Tarefa proposta: Prossiga a resenha do filme de Yuzna com Jeffrey Combs, começando logo após a última frase apresentada.

Fora Combs e o irlandês Jason Barry (o Howard Phillips adulto), o cast inteiro é de ator espanhol falando inglês igual chicano. Parecia que a qualquer momento o Danny Trejo ia mostrar a fuça por lá. Como de praxe, Yuzna nos presenteia com mais uma bela adição a sua lista de undead girls: a deliciosa espanhola - trocadilho involuntário - Elsa Pataky (de Serpentes a Bordo). Pena que ela não ganhou um tratamento parecido com o que a personagem de Barbara Crampton teve no filme original.
Não posso deixar de destacar o excelente nível dos atores espanhóis. É foda chegar à esta conclusão logo em um trash movie, mas é justamente por isto. Foge da panela almodóvariana. Estão lá Santiago Segura (de Blade 2, o preso junkie que chapa com o reagente), Enrique Arce, Simón Andreu e a revelação Nico Baixas (sujeitinho impressionante... é o novo Michael Berryman!).
"É sal de fruta ou sal de fru-tas...?"
Jeffrey Combs, entre um filme e outro, deve se trancar em alguma câmara criogênica. Só pode. Ele continua lá, com aqueles óculos fundo-de-garrafa e aquela gravatinha de colegial à Angus Young. Fisicamente, o cara envelheceu quase nada em comparação com o filme de 1985 - se bem que lá ele não era bem o estereótipo de "jovem estudante universitário". E ainda mantém a mesma expressão de quem está muito incomodado com o mundo à sua volta e que a raça humana poderia se extinguir só pra ele poder trabalhar em paz. É o gênio irracional por excelência. Qualquer sacrifício é justificável e qualquer um é dispensável em nome da Ciência. Menos ele. Já estava com saudades.

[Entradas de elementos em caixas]
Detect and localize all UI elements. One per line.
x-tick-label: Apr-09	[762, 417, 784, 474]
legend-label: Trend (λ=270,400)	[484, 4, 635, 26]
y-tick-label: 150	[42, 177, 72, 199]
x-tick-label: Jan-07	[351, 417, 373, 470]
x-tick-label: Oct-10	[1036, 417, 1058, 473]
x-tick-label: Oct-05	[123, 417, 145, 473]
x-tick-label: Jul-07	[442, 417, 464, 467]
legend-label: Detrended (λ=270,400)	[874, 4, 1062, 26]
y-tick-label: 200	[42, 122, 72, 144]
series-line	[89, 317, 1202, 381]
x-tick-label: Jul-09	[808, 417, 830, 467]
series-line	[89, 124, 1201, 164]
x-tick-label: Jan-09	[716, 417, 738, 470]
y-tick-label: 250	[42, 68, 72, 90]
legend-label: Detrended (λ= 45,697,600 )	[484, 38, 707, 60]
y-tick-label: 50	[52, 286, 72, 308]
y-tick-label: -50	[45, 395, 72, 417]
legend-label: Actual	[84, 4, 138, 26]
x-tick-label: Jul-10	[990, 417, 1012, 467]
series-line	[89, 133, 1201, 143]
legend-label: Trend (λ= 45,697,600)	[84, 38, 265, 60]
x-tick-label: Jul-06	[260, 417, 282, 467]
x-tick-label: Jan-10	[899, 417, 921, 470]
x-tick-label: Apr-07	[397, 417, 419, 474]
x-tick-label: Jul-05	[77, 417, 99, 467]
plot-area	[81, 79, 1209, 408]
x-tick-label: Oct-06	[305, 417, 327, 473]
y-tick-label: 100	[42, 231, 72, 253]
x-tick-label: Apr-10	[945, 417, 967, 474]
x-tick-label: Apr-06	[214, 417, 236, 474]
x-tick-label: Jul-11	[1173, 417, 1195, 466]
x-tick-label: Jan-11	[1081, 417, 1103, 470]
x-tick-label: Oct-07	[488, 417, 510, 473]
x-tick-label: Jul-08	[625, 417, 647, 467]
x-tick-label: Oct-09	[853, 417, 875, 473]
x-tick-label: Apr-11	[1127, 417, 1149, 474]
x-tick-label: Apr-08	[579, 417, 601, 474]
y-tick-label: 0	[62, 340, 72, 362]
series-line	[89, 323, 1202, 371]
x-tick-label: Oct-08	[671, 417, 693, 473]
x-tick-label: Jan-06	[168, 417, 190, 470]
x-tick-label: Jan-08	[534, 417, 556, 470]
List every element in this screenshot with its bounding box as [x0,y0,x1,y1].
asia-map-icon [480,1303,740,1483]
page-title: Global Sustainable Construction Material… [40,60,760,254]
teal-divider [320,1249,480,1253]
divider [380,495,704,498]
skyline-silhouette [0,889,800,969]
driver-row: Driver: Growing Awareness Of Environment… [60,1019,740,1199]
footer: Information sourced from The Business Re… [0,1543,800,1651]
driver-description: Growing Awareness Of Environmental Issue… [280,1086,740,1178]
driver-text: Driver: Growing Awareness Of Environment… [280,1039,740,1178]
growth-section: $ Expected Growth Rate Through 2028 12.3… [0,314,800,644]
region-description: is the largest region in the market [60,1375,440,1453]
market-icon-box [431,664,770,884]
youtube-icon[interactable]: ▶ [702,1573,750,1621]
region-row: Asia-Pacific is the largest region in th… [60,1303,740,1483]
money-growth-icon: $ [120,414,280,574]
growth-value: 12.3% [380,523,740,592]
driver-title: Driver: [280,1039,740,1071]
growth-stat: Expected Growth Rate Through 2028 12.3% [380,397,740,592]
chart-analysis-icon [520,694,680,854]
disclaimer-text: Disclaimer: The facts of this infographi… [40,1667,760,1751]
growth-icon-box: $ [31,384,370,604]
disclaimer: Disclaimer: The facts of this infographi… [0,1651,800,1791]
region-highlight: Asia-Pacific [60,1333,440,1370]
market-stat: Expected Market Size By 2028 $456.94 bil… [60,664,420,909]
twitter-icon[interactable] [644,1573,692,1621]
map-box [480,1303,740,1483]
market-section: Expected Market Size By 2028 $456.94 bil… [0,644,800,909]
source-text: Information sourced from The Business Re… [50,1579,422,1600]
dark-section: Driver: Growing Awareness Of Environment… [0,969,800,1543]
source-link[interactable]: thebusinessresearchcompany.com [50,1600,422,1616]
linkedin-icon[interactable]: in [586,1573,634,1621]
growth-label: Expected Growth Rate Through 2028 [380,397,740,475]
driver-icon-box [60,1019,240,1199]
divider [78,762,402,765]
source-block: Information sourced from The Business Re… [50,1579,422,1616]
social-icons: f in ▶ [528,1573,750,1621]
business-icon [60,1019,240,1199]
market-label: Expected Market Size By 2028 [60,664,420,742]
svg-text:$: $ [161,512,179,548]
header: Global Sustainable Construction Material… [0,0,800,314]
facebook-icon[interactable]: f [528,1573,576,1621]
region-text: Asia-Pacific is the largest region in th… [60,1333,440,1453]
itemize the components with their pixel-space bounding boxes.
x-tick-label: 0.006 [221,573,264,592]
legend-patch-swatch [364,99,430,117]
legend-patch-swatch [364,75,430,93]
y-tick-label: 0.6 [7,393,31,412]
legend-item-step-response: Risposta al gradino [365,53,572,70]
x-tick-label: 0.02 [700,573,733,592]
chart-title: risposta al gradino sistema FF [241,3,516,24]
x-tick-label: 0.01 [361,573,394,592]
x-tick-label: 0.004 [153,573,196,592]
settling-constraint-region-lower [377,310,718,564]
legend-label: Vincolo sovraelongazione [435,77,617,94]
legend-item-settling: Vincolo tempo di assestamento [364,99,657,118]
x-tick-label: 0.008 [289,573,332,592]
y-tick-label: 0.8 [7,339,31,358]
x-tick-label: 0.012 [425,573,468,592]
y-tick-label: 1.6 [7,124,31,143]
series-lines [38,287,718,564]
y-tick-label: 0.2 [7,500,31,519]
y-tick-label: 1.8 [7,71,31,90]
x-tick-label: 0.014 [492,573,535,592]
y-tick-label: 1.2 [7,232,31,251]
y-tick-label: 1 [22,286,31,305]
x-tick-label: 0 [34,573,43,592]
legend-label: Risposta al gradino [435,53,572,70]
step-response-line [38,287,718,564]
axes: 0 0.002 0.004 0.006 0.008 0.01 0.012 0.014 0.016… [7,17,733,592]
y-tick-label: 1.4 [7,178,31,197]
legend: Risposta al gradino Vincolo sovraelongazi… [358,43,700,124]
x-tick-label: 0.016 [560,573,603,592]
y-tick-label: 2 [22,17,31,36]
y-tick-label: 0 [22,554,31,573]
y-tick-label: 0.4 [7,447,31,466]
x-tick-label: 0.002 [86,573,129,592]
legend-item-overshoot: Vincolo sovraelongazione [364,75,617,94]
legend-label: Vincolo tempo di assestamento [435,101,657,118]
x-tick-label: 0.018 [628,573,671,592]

Resposta redigida:
Re-Animator: Fase Terminal, embora não tenha a mesma dinâmica frenética dos filmes anteriores, consegue reproduzir o humor bizarro e o climão lovecraftiêro da série. Para os veteranos fangore, tem a velha abertura estilo aula de anatomia e o tema de Psicose na versão aloprada (faltou só a presença ilustre do Dr. Hill*, a cabeça decepada tarada e antagonista máximo do Dr. West!). De ruim, tem vários furambaços, escorregões absurdos e invencionices over que, puta que pariu, até eu assistindo sozinho fiquei constrangido. É aquele lance do Yuzna sem filtro.
Mas isto é o que menos importa. Recentemente foi anunciado o quarto filme da série, House of Re-Animator, desta vez com a line-up clássica! Stuart Gordon na direção, Yuzna produzindo, mais Jeffrey Combs, Bruce Abbott e a eterna "Bnup" Barbara Crampton. William H. Macy fará o presidente dos EUA e Crampton será a Primeira Dama. Quem diria que a mocinha que ilustra o início deste texto chegaria tão longe?
*
Dr. Carl Hill: [a cabeça do Dr. Hill "despertando"] Wesssssssssst...
Herbert West: Yes, Doctor, it's Herbert West. What are you thinking? How do you feel?
Dr. Carl Hill: [sussurando] Youuuuuuuuuu...
Herbert West: [tomando nota] "You..."
Dr. Carl Hill: Bassssstaaaaaarrrrrd!
_______________________________Re-Animator, 1985
Na trilha: Killing Joke - The Death And Resurrection Show.